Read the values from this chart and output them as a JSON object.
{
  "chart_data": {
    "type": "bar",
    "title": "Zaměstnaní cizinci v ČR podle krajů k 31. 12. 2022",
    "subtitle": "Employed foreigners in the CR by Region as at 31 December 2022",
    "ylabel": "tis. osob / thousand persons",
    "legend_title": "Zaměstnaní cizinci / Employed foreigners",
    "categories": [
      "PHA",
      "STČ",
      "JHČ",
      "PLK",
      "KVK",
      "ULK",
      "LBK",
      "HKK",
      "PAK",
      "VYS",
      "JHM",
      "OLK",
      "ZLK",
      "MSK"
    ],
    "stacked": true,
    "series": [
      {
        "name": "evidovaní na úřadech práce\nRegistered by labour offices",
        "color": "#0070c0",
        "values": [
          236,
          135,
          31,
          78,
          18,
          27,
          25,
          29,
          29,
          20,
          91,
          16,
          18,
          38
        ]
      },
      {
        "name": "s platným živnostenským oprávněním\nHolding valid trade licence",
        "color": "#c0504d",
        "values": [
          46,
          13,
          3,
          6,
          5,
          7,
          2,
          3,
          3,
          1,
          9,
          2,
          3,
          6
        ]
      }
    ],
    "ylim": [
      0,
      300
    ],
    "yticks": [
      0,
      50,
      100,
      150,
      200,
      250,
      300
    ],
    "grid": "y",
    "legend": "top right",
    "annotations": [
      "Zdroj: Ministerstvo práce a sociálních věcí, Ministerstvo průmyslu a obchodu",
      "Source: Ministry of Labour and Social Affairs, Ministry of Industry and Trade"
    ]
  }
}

──────

**STATED PROBLEM**
Write the material out again in its entirety, exactly as shown.

**RESULT OF THE TASK**
Read the values from this chart and output them as a JSON object.
{
  "chart_data": {
    "type": "bar",
    "title": "Zaměstnaní cizinci v ČR podle krajů k 31. 12. 2022",
    "subtitle": "Employed foreigners in the CR by Region as at 31 December 2022",
    "ylabel": "tis. osob / thousand persons",
    "legend_title": "Zaměstnaní cizinci / Employed foreigners",
    "categories": [
      "PHA",
      "STČ",
      "JHČ",
      "PLK",
      "KVK",
      "ULK",
      "LBK",
      "HKK",
      "PAK",
      "VYS",
      "JHM",
      "OLK",
      "ZLK",
      "MSK"
    ],
    "stacked": true,
    "series": [
      {
        "name": "evidovaní na úřadech práce\nRegistered by labour offices",
        "color": "#0070c0",
        "values": [
          236,
          135,
          31,
          78,
          18,
          27,
          25,
          29,
          29,
          20,
          91,
          16,
          18,
          38
        ]
      },
      {
        "name": "s platným živnostenským oprávněním\nHolding valid trade licence",
        "color": "#c0504d",
        "values": [
          46,
          13,
          3,
          6,
          5,
          7,
          2,
          3,
          3,
          1,
          9,
          2,
          3,
          6
        ]
      }
    ],
    "ylim": [
      0,
      300
    ],
    "yticks": [
      0,
      50,
      100,
      150,
      200,
      250,
      300
    ],
    "grid": "y",
    "legend": "top right",
    "annotations": [
      "Zdroj: Ministerstvo práce a sociálních věcí, Ministerstvo průmyslu a obchodu",
      "Source: Ministry of Labour and Social Affairs, Ministry of Industry and Trade"
    ]
  }
}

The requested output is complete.